- [WRITTEN TASK]: Work out the number of lines in the listing that include the string "Matemático". Reply with that number alone.

(Stored data)
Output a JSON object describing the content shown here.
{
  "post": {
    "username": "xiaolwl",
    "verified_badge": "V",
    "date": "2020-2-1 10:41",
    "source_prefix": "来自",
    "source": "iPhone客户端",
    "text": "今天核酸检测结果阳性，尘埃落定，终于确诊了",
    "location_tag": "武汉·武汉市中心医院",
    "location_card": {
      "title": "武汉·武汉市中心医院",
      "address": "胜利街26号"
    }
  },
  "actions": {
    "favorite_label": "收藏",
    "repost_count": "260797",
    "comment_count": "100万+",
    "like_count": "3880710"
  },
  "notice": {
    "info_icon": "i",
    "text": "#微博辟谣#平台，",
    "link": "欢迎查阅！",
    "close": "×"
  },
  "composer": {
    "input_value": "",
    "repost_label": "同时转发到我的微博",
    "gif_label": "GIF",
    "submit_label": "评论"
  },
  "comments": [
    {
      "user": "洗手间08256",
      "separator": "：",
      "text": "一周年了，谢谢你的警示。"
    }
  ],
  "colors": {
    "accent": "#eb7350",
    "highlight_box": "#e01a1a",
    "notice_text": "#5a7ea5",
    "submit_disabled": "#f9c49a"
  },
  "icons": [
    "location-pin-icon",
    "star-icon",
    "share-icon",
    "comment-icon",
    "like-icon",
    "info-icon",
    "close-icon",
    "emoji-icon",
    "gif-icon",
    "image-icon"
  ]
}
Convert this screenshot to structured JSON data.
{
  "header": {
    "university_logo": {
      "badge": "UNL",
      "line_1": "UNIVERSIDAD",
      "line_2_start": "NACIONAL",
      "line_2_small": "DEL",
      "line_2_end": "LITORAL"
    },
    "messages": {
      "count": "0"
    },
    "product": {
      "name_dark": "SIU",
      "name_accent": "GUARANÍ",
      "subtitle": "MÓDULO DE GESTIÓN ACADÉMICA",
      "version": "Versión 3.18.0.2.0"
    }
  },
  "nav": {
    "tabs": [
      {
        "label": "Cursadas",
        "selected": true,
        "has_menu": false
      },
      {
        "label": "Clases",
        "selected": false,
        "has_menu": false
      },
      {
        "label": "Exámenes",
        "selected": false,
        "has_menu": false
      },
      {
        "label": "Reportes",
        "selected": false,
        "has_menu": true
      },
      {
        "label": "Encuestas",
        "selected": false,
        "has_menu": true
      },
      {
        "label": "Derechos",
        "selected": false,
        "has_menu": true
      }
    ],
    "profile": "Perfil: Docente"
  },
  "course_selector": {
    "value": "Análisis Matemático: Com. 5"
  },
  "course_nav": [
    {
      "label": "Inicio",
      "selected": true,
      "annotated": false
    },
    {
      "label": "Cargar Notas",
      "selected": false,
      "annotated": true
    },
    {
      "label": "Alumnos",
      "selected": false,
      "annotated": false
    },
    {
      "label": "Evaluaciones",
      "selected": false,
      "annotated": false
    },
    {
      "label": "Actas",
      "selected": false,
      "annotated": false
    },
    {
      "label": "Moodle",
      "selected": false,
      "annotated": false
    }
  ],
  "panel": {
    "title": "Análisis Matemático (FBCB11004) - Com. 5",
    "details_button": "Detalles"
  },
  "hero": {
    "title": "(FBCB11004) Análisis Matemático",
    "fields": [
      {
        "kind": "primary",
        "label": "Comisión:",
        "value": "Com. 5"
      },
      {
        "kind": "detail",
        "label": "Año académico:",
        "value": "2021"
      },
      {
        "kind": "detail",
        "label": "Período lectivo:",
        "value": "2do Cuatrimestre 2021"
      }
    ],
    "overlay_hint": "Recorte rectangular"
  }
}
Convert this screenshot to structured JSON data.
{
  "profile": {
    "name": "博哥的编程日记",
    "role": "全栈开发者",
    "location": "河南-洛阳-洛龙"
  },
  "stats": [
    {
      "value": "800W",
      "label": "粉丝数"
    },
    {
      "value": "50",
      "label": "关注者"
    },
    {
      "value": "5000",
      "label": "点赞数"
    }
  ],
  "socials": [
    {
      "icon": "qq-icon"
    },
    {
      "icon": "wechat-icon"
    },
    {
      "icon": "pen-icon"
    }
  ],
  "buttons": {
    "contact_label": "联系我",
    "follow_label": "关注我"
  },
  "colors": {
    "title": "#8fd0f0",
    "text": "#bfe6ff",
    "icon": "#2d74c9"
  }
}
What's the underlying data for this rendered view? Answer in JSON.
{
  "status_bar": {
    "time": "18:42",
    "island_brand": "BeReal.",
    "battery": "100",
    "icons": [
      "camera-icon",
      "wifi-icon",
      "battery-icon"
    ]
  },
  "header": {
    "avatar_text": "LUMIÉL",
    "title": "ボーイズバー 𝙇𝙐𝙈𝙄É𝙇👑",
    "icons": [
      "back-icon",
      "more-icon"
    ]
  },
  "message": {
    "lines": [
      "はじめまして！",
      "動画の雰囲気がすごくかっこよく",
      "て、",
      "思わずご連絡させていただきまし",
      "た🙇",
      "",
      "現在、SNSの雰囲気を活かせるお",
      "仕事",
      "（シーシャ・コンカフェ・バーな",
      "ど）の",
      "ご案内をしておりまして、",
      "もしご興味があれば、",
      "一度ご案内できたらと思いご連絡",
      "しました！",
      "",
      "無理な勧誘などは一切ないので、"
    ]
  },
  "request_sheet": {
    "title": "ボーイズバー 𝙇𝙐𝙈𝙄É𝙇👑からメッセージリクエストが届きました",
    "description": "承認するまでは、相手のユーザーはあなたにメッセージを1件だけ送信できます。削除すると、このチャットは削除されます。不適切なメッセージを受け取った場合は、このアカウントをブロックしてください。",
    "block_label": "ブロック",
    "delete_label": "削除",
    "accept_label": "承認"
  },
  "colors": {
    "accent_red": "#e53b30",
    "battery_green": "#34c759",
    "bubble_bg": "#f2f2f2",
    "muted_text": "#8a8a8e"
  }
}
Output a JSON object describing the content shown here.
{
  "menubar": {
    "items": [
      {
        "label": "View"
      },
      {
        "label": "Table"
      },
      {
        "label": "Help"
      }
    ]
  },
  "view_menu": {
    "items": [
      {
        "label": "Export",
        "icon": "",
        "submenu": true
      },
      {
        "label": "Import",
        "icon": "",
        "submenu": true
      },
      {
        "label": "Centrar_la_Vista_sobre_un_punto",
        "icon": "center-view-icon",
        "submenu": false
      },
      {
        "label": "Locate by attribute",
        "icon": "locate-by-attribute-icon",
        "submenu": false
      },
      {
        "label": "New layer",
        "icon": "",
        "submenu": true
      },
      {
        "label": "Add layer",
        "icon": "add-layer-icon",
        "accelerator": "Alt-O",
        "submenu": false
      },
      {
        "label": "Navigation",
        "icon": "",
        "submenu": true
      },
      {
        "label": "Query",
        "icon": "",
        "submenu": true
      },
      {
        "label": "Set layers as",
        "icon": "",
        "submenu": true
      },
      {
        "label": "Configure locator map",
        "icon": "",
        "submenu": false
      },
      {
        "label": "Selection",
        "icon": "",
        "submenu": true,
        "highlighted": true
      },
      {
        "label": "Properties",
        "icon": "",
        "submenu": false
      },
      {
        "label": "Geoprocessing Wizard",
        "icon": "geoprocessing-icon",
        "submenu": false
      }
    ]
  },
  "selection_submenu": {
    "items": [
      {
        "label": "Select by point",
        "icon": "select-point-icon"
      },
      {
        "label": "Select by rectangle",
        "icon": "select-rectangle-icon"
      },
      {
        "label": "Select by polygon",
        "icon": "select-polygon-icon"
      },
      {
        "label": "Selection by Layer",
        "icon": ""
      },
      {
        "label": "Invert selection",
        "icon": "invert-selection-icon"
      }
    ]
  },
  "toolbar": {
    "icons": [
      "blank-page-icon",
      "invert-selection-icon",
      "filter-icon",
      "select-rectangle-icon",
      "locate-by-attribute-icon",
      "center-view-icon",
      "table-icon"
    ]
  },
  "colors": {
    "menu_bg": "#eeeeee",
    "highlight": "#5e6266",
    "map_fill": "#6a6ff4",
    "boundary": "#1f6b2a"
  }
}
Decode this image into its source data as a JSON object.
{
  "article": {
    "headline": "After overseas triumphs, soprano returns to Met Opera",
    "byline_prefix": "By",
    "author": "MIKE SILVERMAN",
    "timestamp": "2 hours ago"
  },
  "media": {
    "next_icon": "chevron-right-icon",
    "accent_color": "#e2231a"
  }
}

- [COMPLETE ANSWER]: 3